─── Listed records ───

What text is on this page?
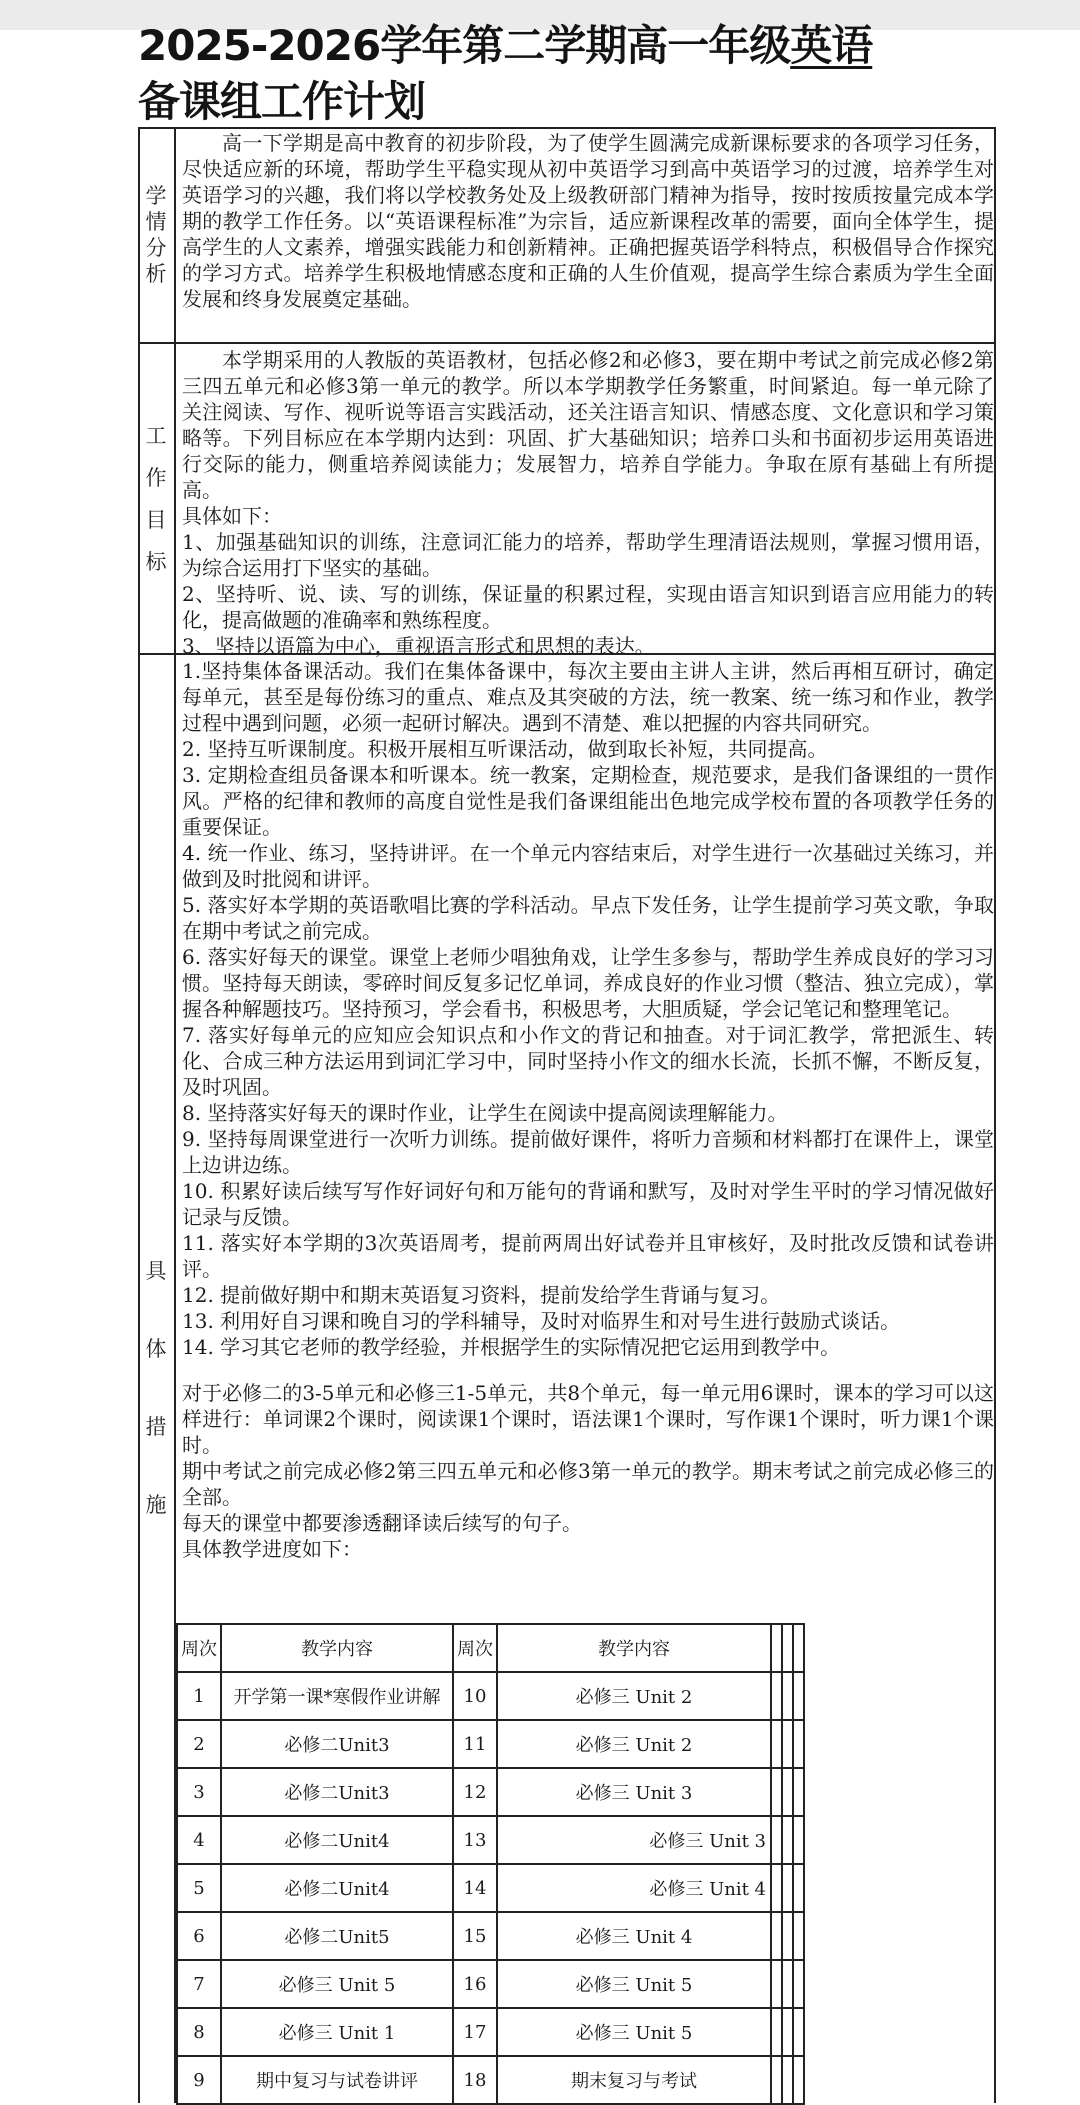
2025-2026学年第二学期高一年级英语
备课组工作计划
学
情
分
析

高一下学期是高中教育的初步阶段，为了使学生圆满完成新课标要求的各项学习任务，尽快适应新的环境，帮助学生平稳实现从初中英语学习到高中英语学习的过渡，培养学生对英语学习的兴趣，我们将以学校教务处及上级教研部门精神为指导，按时按质按量完成本学期的教学工作任务。以“英语课程标准”为宗旨，适应新课程改革的需要，面向全体学生，提高学生的人文素养，增强实践能力和创新精神。正确把握英语学科特点，积极倡导合作探究的学习方式。培养学生积极地情感态度和正确的人生价值观，提高学生综合素质为学生全面发展和终身发展奠定基础。

工
作
目
标

本学期采用的人教版的英语教材，包括必修2和必修3，要在期中考试之前完成必修2第三四五单元和必修3第一单元的教学。所以本学期教学任务繁重，时间紧迫。每一单元除了关注阅读、写作、视听说等语言实践活动，还关注语言知识、情感态度、文化意识和学习策略等。下列目标应在本学期内达到：巩固、扩大基础知识；培养口头和书面初步运用英语进行交际的能力，侧重培养阅读能力；发展智力，培养自学能力。争取在原有基础上有所提高。

具体如下：

1、加强基础知识的训练，注意词汇能力的培养，帮助学生理清语法规则，掌握习惯用语，为综合运用打下坚实的基础。

2、坚持听、说、读、写的训练，保证量的积累过程，实现由语言知识到语言应用能力的转化，提高做题的准确率和熟练程度。

3、坚持以语篇为中心，重视语言形式和思想的表达。

具
体
措
施

1.坚持集体备课活动。我们在集体备课中，每次主要由主讲人主讲，然后再相互研讨，确定每单元，甚至是每份练习的重点、难点及其突破的方法，统一教案、统一练习和作业，教学过程中遇到问题，必须一起研讨解决。遇到不清楚、难以把握的内容共同研究。

2. 坚持互听课制度。积极开展相互听课活动，做到取长补短，共同提高。

3. 定期检查组员备课本和听课本。统一教案，定期检查，规范要求，是我们备课组的一贯作风。严格的纪律和教师的高度自觉性是我们备课组能出色地完成学校布置的各项教学任务的重要保证。

4. 统一作业、练习，坚持讲评。在一个单元内容结束后，对学生进行一次基础过关练习，并做到及时批阅和讲评。

5. 落实好本学期的英语歌唱比赛的学科活动。早点下发任务，让学生提前学习英文歌，争取在期中考试之前完成。

6. 落实好每天的课堂。课堂上老师少唱独角戏，让学生多参与，帮助学生养成良好的学习习惯。坚持每天朗读，零碎时间反复多记忆单词，养成良好的作业习惯（整洁、独立完成），掌握各种解题技巧。坚持预习，学会看书，积极思考，大胆质疑，学会记笔记和整理笔记。

7. 落实好每单元的应知应会知识点和小作文的背记和抽查。对于词汇教学，常把派生、转化、合成三种方法运用到词汇学习中，同时坚持小作文的细水长流，长抓不懈，不断反复，及时巩固。

8. 坚持落实好每天的课时作业，让学生在阅读中提高阅读理解能力。

9. 坚持每周课堂进行一次听力训练。提前做好课件，将听力音频和材料都打在课件上，课堂上边讲边练。

10. 积累好读后续写写作好词好句和万能句的背诵和默写，及时对学生平时的学习情况做好记录与反馈。

11. 落实好本学期的3次英语周考，提前两周出好试卷并且审核好，及时批改反馈和试卷讲评。

12. 提前做好期中和期末英语复习资料，提前发给学生背诵与复习。

13. 利用好自习课和晚自习的学科辅导，及时对临界生和对号生进行鼓励式谈话。

14. 学习其它老师的教学经验，并根据学生的实际情况把它运用到教学中。

对于必修二的3-5单元和必修三1-5单元，共8个单元，每一单元用6课时，课本的学习可以这样进行：单词课2个课时，阅读课1个课时，语法课1个课时，写作课1个课时，听力课1个课时。

期中考试之前完成必修2第三四五单元和必修3第一单元的教学。期末考试之前完成必修三的全部。

每天的课堂中都要渗透翻译读后续写的句子。

具体教学进度如下：

周次	教学内容	周次	教学内容			
1	开学第一课*寒假作业讲解	10	必修三 Unit 2			
2	必修二Unit3	11	必修三 Unit 2			
3	必修二Unit3	12	必修三 Unit 3			
4	必修二Unit4	13	必修三 Unit 3			
5	必修二Unit4	14	必修三 Unit 4			
6	必修二Unit5	15	必修三 Unit 4			
7	必修三 Unit 5	16	必修三 Unit 5			
8	必修三 Unit 1	17	必修三 Unit 5			
9	期中复习与试卷讲评	18	期末复习与考试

───

Pull every line containing the word "统一教案" out of the entries above.

1.坚持集体备课活动。我们在集体备课中，每次主要由主讲人主讲，然后再相互研讨，确定每单元，甚至是每份练习的重点、难点及其突破的方法，统一教案、统一练习和作业，教学过程中遇到问题，必须一起研讨解决。遇到不清楚、难以把握的内容共同研究。
3. 定期检查组员备课本和听课本。统一教案，定期检查，规范要求，是我们备课组的一贯作风。严格的纪律和教师的高度自觉性是我们备课组能出色地完成学校布置的各项教学任务的重要保证。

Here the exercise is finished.